> WHAT IS NEEDED: Format the records from the line containing "cell-e3[interactable]: Cash [491, 69, 628, 91]" through the line containing "cell-d2[interactable]: Medium [375, 47, 491, 69]" as a JSON list of strings, with each line as one string and blank lines omitted.

Bounding box entries
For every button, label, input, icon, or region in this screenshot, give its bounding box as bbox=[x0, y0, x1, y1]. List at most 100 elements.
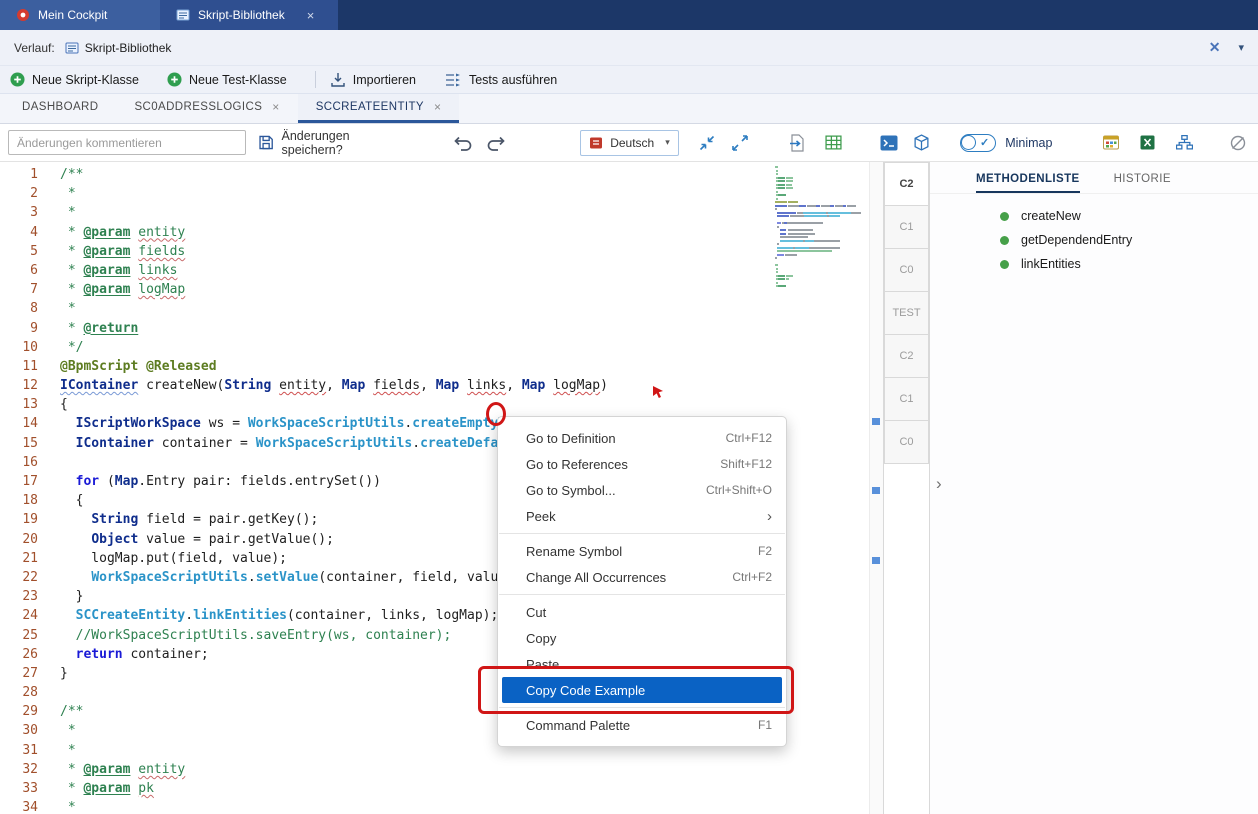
code-text: * bbox=[60, 299, 76, 318]
close-icon[interactable]: × bbox=[272, 100, 279, 114]
code-line[interactable]: 3 * bbox=[0, 203, 883, 222]
side-tab-c1[interactable]: C1 bbox=[884, 205, 929, 249]
run-tests-button[interactable]: Tests ausführen bbox=[444, 72, 557, 88]
minimap[interactable] bbox=[775, 166, 865, 289]
code-line[interactable]: 34 * bbox=[0, 798, 883, 814]
menu-shortcut: Ctrl+Shift+O bbox=[706, 483, 772, 497]
save-icon bbox=[258, 134, 274, 151]
menu-item-command-palette[interactable]: Command PaletteF1 bbox=[498, 712, 786, 738]
code-text: } bbox=[60, 664, 68, 683]
planner-button[interactable] bbox=[1098, 130, 1123, 156]
menu-item-go-to-symbol[interactable]: Go to Symbol...Ctrl+Shift+O bbox=[498, 477, 786, 503]
line-number: 27 bbox=[0, 664, 38, 683]
sync-disabled-button[interactable] bbox=[1225, 130, 1250, 156]
side-tab-test[interactable]: TEST bbox=[884, 291, 929, 335]
menu-item-label: Copy Code Example bbox=[526, 683, 772, 698]
code-line[interactable]: 4 * @param entity bbox=[0, 223, 883, 242]
code-line[interactable]: 33 * @param pk bbox=[0, 779, 883, 798]
menu-item-rename-symbol[interactable]: Rename SymbolF2 bbox=[498, 538, 786, 564]
table-view-button[interactable] bbox=[821, 130, 846, 156]
line-number: 28 bbox=[0, 683, 38, 702]
method-item-getdependendentry[interactable]: getDependendEntry bbox=[930, 228, 1258, 252]
export-code-button[interactable] bbox=[785, 130, 810, 156]
code-line[interactable]: 10 */ bbox=[0, 338, 883, 357]
new-test-class-button[interactable]: Neue Test-Klasse bbox=[167, 72, 287, 87]
line-number: 10 bbox=[0, 338, 38, 357]
line-number: 2 bbox=[0, 184, 38, 203]
code-text: * @param pk bbox=[60, 779, 154, 798]
line-number: 16 bbox=[0, 453, 38, 472]
menu-item-go-to-definition[interactable]: Go to DefinitionCtrl+F12 bbox=[498, 425, 786, 451]
undo-button[interactable] bbox=[450, 130, 475, 156]
code-line[interactable]: 5 * @param fields bbox=[0, 242, 883, 261]
method-item-createnew[interactable]: createNew bbox=[930, 204, 1258, 228]
import-button[interactable]: Importieren bbox=[330, 72, 416, 88]
window-tab-mein-cockpit[interactable]: Mein Cockpit bbox=[0, 0, 160, 30]
editor-scrollbar[interactable] bbox=[869, 162, 883, 814]
minimap-toggle[interactable]: ✓ bbox=[960, 134, 996, 152]
hierarchy-button[interactable] bbox=[1172, 130, 1197, 156]
code-line[interactable]: 1/** bbox=[0, 165, 883, 184]
menu-item-copy-code-example[interactable]: Copy Code Example bbox=[502, 677, 782, 703]
table-grid-icon bbox=[825, 135, 842, 150]
doc-tab-sccreateentity[interactable]: SCCREATEENTITY× bbox=[298, 94, 460, 123]
menu-item-cut[interactable]: Cut bbox=[498, 599, 786, 625]
minimap-row bbox=[775, 194, 865, 196]
comment-input[interactable] bbox=[8, 130, 246, 155]
code-line[interactable]: 7 * @param logMap bbox=[0, 280, 883, 299]
code-line[interactable]: 8 * bbox=[0, 299, 883, 318]
new-script-class-button[interactable]: Neue Skript-Klasse bbox=[10, 72, 139, 87]
line-number: 13 bbox=[0, 395, 38, 414]
code-line[interactable]: 11@BpmScript @Released bbox=[0, 357, 883, 376]
history-label: Verlauf: bbox=[14, 41, 55, 55]
code-text: * @param links bbox=[60, 261, 177, 280]
menu-item-change-all-occurrences[interactable]: Change All OccurrencesCtrl+F2 bbox=[498, 564, 786, 590]
history-bar: Verlauf: Skript-Bibliothek ✕ ▾ bbox=[0, 30, 1258, 66]
code-line[interactable]: 6 * @param links bbox=[0, 261, 883, 280]
window-tab-label: Mein Cockpit bbox=[38, 8, 107, 22]
doc-tab-sc0addresslogics[interactable]: SC0ADDRESSLOGICS× bbox=[116, 94, 297, 123]
save-label: Änderungen speichern? bbox=[282, 129, 409, 157]
chevron-right-icon[interactable]: › bbox=[936, 474, 942, 494]
code-line[interactable]: 2 * bbox=[0, 184, 883, 203]
code-text: { bbox=[60, 395, 68, 414]
menu-item-paste[interactable]: Paste bbox=[498, 651, 786, 677]
side-tab-c0[interactable]: C0 bbox=[884, 420, 929, 464]
window-tab-skript-bibliothek[interactable]: Skript-Bibliothek × bbox=[160, 0, 338, 30]
redo-icon bbox=[486, 134, 506, 152]
chevron-down-icon[interactable]: ▾ bbox=[1238, 41, 1244, 54]
package-button[interactable] bbox=[909, 130, 934, 156]
save-changes-button[interactable]: Änderungen speichern? bbox=[258, 129, 408, 157]
side-tab-c1[interactable]: C1 bbox=[884, 377, 929, 421]
menu-item-peek[interactable]: Peek› bbox=[498, 503, 786, 529]
language-value: Deutsch bbox=[610, 136, 654, 150]
tab-historie[interactable]: HISTORIE bbox=[1114, 173, 1171, 193]
doc-tab-dashboard[interactable]: DASHBOARD bbox=[4, 94, 116, 123]
terminal-button[interactable] bbox=[876, 130, 901, 156]
expand-button[interactable] bbox=[728, 130, 753, 156]
language-select[interactable]: Deutsch ▾ bbox=[580, 130, 679, 156]
method-item-linkentities[interactable]: linkEntities bbox=[930, 252, 1258, 276]
minimap-row bbox=[775, 222, 865, 224]
code-line[interactable]: 32 * @param entity bbox=[0, 760, 883, 779]
excel-export-button[interactable] bbox=[1135, 130, 1160, 156]
menu-shortcut: F2 bbox=[758, 544, 772, 558]
side-tab-c2[interactable]: C2 bbox=[884, 334, 929, 378]
code-line[interactable]: 9 * @return bbox=[0, 319, 883, 338]
side-tab-c2[interactable]: C2 bbox=[884, 162, 929, 206]
line-number: 12 bbox=[0, 376, 38, 395]
code-line[interactable]: 13 { bbox=[0, 395, 883, 414]
side-tab-c0[interactable]: C0 bbox=[884, 248, 929, 292]
close-icon[interactable]: × bbox=[307, 9, 315, 22]
redo-button[interactable] bbox=[483, 130, 508, 156]
history-item-skript-bibliothek[interactable]: Skript-Bibliothek bbox=[65, 41, 172, 55]
collapse-button[interactable] bbox=[695, 130, 720, 156]
minimap-row bbox=[775, 180, 865, 182]
menu-item-go-to-references[interactable]: Go to ReferencesShift+F12 bbox=[498, 451, 786, 477]
close-icon[interactable]: × bbox=[434, 100, 441, 114]
tab-methodenliste[interactable]: METHODENLISTE bbox=[976, 173, 1080, 193]
code-text: } bbox=[60, 587, 83, 606]
menu-item-copy[interactable]: Copy bbox=[498, 625, 786, 651]
close-icon[interactable]: ✕ bbox=[1209, 39, 1221, 56]
code-line[interactable]: 12IContainer createNew(String entity, Ma… bbox=[0, 376, 883, 395]
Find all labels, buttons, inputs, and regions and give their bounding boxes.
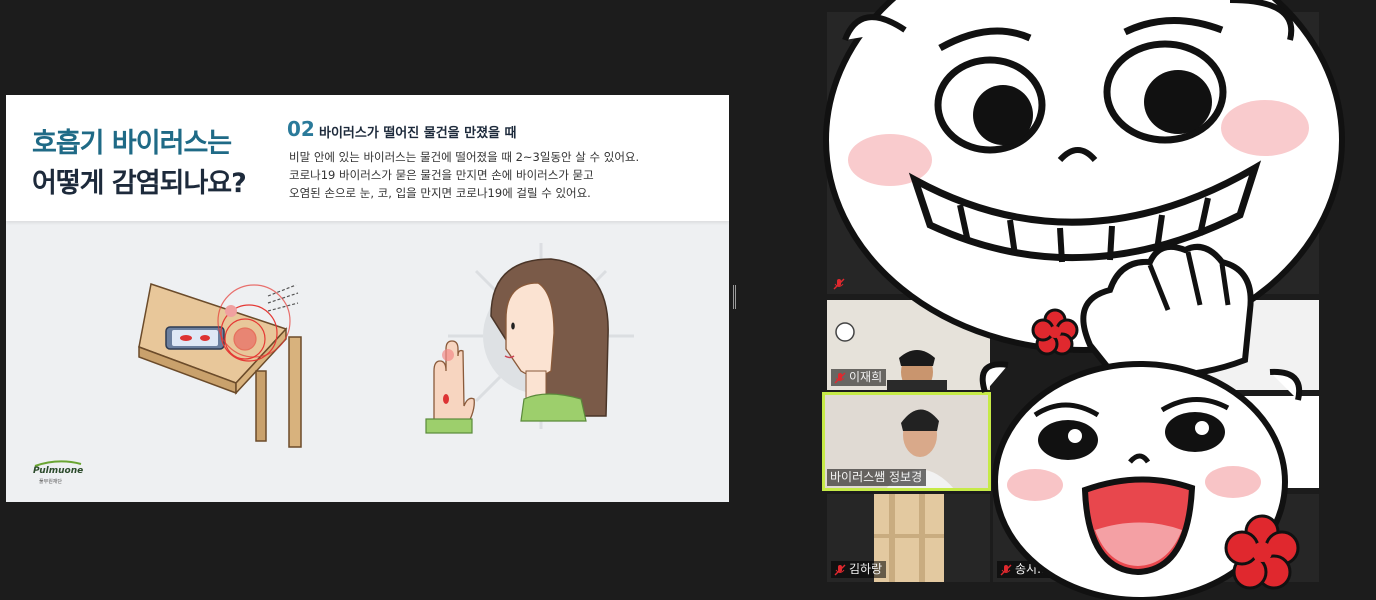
video-tile-participant[interactable]: 송시... bbox=[993, 494, 1156, 582]
participant-name: 송시... bbox=[1015, 562, 1049, 576]
slide-title-line-1: 호흡기 바이러스는 bbox=[32, 128, 232, 159]
video-tile[interactable] bbox=[993, 12, 1319, 294]
hand-icon bbox=[425, 340, 475, 434]
body-text-line: 비말 안에 있는 바이러스는 물건에 떨어졌을 때 2~3일동안 살 수 있어요… bbox=[289, 150, 640, 164]
participant-name-label: 김하랑 bbox=[831, 561, 887, 578]
contaminated-object-illustration bbox=[138, 243, 634, 448]
section-heading: 바이러스가 떨어진 물건을 만졌을 때 bbox=[319, 126, 517, 141]
slide-header: 호흡기 바이러스는 어떻게 감염되나요? 02 바이러스가 떨어진 물건을 만졌… bbox=[6, 95, 729, 221]
woman-icon bbox=[490, 258, 609, 422]
body-text-line: 코로나19 바이러스가 묻은 물건을 만지면 손에 바이러스가 묻고 bbox=[289, 168, 594, 182]
participant-name-label: 송시... bbox=[997, 561, 1053, 578]
participant-name: 바이러스쌤 정보경 bbox=[830, 470, 923, 484]
video-tile[interactable] bbox=[1159, 300, 1319, 390]
video-tile[interactable] bbox=[1159, 396, 1319, 488]
slide-title-line-2: 어떻게 감염되나요? bbox=[32, 168, 247, 199]
panel-splitter-handle[interactable] bbox=[733, 285, 736, 309]
shared-screen-slide: 호흡기 바이러스는 어떻게 감염되나요? 02 바이러스가 떨어진 물건을 만졌… bbox=[6, 95, 729, 502]
video-tile[interactable] bbox=[1159, 494, 1319, 582]
muted-mic-icon bbox=[834, 564, 846, 575]
participant-name-label: 바이러스쌤 정보경 bbox=[827, 469, 927, 486]
muted-mic-icon bbox=[1000, 564, 1012, 575]
smartphone-icon bbox=[165, 326, 225, 350]
muted-mic-icon bbox=[834, 372, 846, 383]
muted-mic-icon bbox=[833, 278, 845, 290]
body-text-line: 오염된 손으로 눈, 코, 입을 만지면 코로나19에 걸릴 수 있어요. bbox=[289, 186, 591, 200]
participant-name: 이재희 bbox=[849, 370, 883, 384]
section-number: 02 bbox=[287, 117, 315, 141]
video-tile-participant[interactable]: 김하랑 bbox=[827, 494, 990, 582]
participant-name: 김하랑 bbox=[849, 562, 883, 576]
brand-name: Pulmuone bbox=[33, 466, 84, 476]
participant-video-gallery: 이재희 바이러스쌤 정보경 김하랑 송시... bbox=[822, 0, 1376, 600]
video-tile-active-speaker[interactable]: 바이러스쌤 정보경 bbox=[822, 392, 991, 491]
participant-name-label: 이재희 bbox=[831, 369, 887, 386]
video-tile-participant[interactable]: 이재희 bbox=[827, 300, 990, 390]
video-tile[interactable] bbox=[827, 12, 990, 294]
brand-subtitle: 풀무원재단 bbox=[39, 479, 63, 485]
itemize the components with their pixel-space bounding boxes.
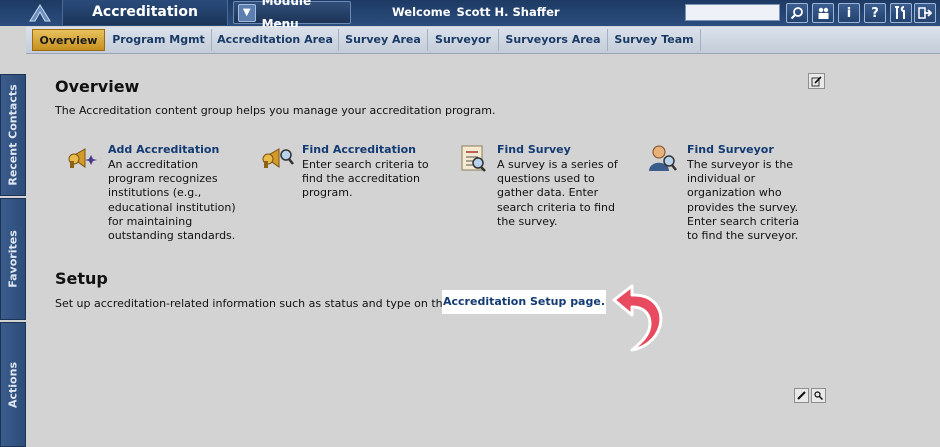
- app-logo-icon[interactable]: [28, 3, 52, 23]
- accreditation-setup-link[interactable]: Accreditation Setup page.: [442, 290, 606, 314]
- tab-bar: Overview Program Mgmt Accreditation Area…: [26, 27, 940, 54]
- welcome-label: Welcome: [392, 5, 451, 19]
- welcome-text: Welcome Scott H. Shaffer: [392, 0, 560, 25]
- bottom-tools: [794, 388, 826, 403]
- people-icon[interactable]: [812, 3, 834, 23]
- find-surveyor-desc: The surveyor is the individual or organi…: [687, 158, 800, 243]
- tab-surveyors-area[interactable]: Surveyors Area: [499, 29, 608, 51]
- info-icon[interactable]: i: [838, 3, 860, 23]
- add-accreditation-link[interactable]: Add Accreditation: [108, 143, 219, 156]
- survey-icon: [461, 145, 486, 172]
- find-surveyor-link[interactable]: Find Surveyor: [687, 143, 774, 156]
- edit-icon[interactable]: [794, 388, 809, 403]
- user-name: Scott H. Shaffer: [456, 5, 560, 19]
- overview-intro: The Accreditation content group helps yo…: [55, 104, 496, 117]
- tab-overview[interactable]: Overview: [32, 29, 105, 51]
- horn-search-icon: [262, 148, 294, 168]
- tab-accreditation-area[interactable]: Accreditation Area: [212, 29, 339, 51]
- horn-add-icon: [68, 148, 97, 168]
- add-accreditation-desc: An accreditation program recognizes inst…: [108, 158, 236, 243]
- top-bar: Accreditation ▼ Module Menu Welcome Scott…: [0, 0, 940, 31]
- edit-page-icon[interactable]: [808, 73, 825, 89]
- side-panel-label: Recent Contacts: [6, 84, 20, 186]
- module-menu-button[interactable]: ▼ Module Menu: [233, 0, 351, 31]
- zoom-icon[interactable]: [811, 388, 826, 403]
- overview-heading: Overview: [55, 77, 140, 96]
- find-survey-desc: A survey is a series of questions used t…: [497, 158, 618, 228]
- side-panel-actions[interactable]: Actions: [0, 322, 26, 447]
- tab-surveyor[interactable]: Surveyor: [428, 29, 499, 51]
- find-accreditation-link[interactable]: Find Accreditation: [302, 143, 416, 156]
- tab-survey-area[interactable]: Survey Area: [339, 29, 428, 51]
- side-panel-label: Favorites: [6, 230, 20, 288]
- app-title: Accreditation: [62, 0, 228, 25]
- chevron-down-icon: ▼: [238, 3, 256, 22]
- side-panel-label: Actions: [6, 361, 20, 408]
- search-input[interactable]: [685, 4, 780, 21]
- find-survey-link[interactable]: Find Survey: [497, 143, 571, 156]
- side-panel-recent-contacts[interactable]: Recent Contacts: [0, 74, 26, 196]
- tab-program-mgmt[interactable]: Program Mgmt: [106, 29, 212, 51]
- find-accreditation-desc: Enter search criteria to find the accred…: [302, 158, 429, 200]
- surveyor-icon: [649, 145, 677, 171]
- search-icon[interactable]: [786, 3, 808, 23]
- main-content: Overview The Accreditation content group…: [26, 55, 940, 447]
- help-icon[interactable]: ?: [864, 3, 886, 23]
- tab-survey-team[interactable]: Survey Team: [608, 29, 701, 51]
- setup-heading: Setup: [55, 269, 108, 288]
- tools-icon[interactable]: [890, 3, 912, 23]
- setup-text: Set up accreditation-related information…: [55, 297, 450, 310]
- curved-arrow-icon: [612, 284, 663, 352]
- logout-icon[interactable]: [914, 3, 936, 23]
- side-panel-favorites[interactable]: Favorites: [0, 198, 26, 320]
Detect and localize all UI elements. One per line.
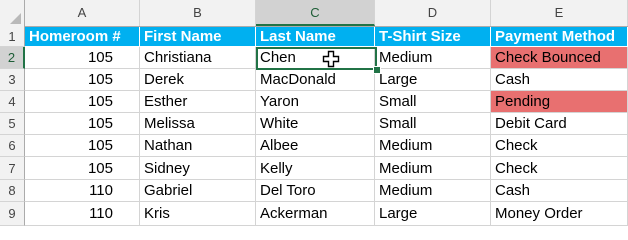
cell-e3[interactable]: Cash [491, 69, 628, 91]
cell-d3[interactable]: Large [375, 69, 491, 91]
cell-b3[interactable]: Derek [140, 69, 256, 91]
column-header-d[interactable]: D [375, 0, 491, 26]
row-header-2[interactable]: 2 [0, 47, 25, 69]
cell-d2[interactable]: Medium [375, 47, 491, 69]
excel-cross-cursor-icon [322, 50, 340, 68]
cell-b4[interactable]: Esther [140, 91, 256, 113]
row-header-6[interactable]: 6 [0, 135, 25, 157]
spreadsheet-grid: A B C D E 1 2 3 4 5 6 7 8 9 Homeroom # First Name Last N… [0, 0, 628, 226]
cell-d7[interactable]: Medium [375, 157, 491, 180]
column-header-a[interactable]: A [25, 0, 140, 26]
header-cell-a1[interactable]: Homeroom # [25, 27, 140, 47]
row-header-4[interactable]: 4 [0, 91, 25, 113]
cell-a5[interactable]: 105 [25, 113, 140, 135]
cell-e2[interactable]: Check Bounced [491, 47, 628, 69]
cell-e8[interactable]: Cash [491, 180, 628, 202]
column-header-e[interactable]: E [491, 0, 628, 26]
cell-b8[interactable]: Gabriel [140, 180, 256, 202]
cell-d4[interactable]: Small [375, 91, 491, 113]
cell-a7[interactable]: 105 [25, 157, 140, 180]
cell-c5[interactable]: White [256, 113, 375, 135]
cell-a9[interactable]: 110 [25, 202, 140, 226]
fill-handle[interactable] [373, 66, 381, 74]
row-header-3[interactable]: 3 [0, 69, 25, 91]
cell-c8[interactable]: Del Toro [256, 180, 375, 202]
cell-c9[interactable]: Ackerman [256, 202, 375, 226]
column-header-b[interactable]: B [140, 0, 256, 26]
cell-c3[interactable]: MacDonald [256, 69, 375, 91]
header-cell-c1[interactable]: Last Name [256, 27, 375, 47]
row-header-8[interactable]: 8 [0, 180, 25, 202]
cell-b9[interactable]: Kris [140, 202, 256, 226]
header-cell-d1[interactable]: T-Shirt Size [375, 27, 491, 47]
row-header-1[interactable]: 1 [0, 27, 25, 47]
header-cell-b1[interactable]: First Name [140, 27, 256, 47]
cell-c4[interactable]: Yaron [256, 91, 375, 113]
cell-e6[interactable]: Check [491, 135, 628, 157]
column-header-c[interactable]: C [256, 0, 375, 26]
select-all-triangle-icon [10, 13, 21, 24]
cell-c2[interactable]: Chen [256, 47, 375, 69]
cell-e5[interactable]: Debit Card [491, 113, 628, 135]
row-header-7[interactable]: 7 [0, 157, 25, 180]
cell-a6[interactable]: 105 [25, 135, 140, 157]
cell-b7[interactable]: Sidney [140, 157, 256, 180]
cell-b5[interactable]: Melissa [140, 113, 256, 135]
row-header-5[interactable]: 5 [0, 113, 25, 135]
cell-e7[interactable]: Check [491, 157, 628, 180]
cell-d6[interactable]: Medium [375, 135, 491, 157]
cell-d8[interactable]: Medium [375, 180, 491, 202]
cell-d9[interactable]: Large [375, 202, 491, 226]
cell-c7[interactable]: Kelly [256, 157, 375, 180]
row-header-9[interactable]: 9 [0, 202, 25, 226]
header-cell-e1[interactable]: Payment Method [491, 27, 628, 47]
cell-a2[interactable]: 105 [25, 47, 140, 69]
cell-a8[interactable]: 110 [25, 180, 140, 202]
cell-b6[interactable]: Nathan [140, 135, 256, 157]
cell-d5[interactable]: Small [375, 113, 491, 135]
cell-b2[interactable]: Christiana [140, 47, 256, 69]
cell-e9[interactable]: Money Order [491, 202, 628, 226]
select-all-corner[interactable] [0, 0, 25, 27]
cell-a3[interactable]: 105 [25, 69, 140, 91]
cell-c6[interactable]: Albee [256, 135, 375, 157]
cell-a4[interactable]: 105 [25, 91, 140, 113]
cell-e4[interactable]: Pending [491, 91, 628, 113]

> SOLUTION TO THIS PROBLEM:
[
  "cell-e3[interactable]: Cash [491, 69, 628, 91]",
  "cell-d3[interactable]: Large [375, 69, 491, 91]",
  "cell-b3[interactable]: Derek [140, 69, 256, 91]",
  "column-header-d[interactable]: D [375, 0, 491, 26]",
  "row-header-2[interactable]: 2 [0, 47, 25, 69]",
  "cell-d2[interactable]: Medium [375, 47, 491, 69]"
]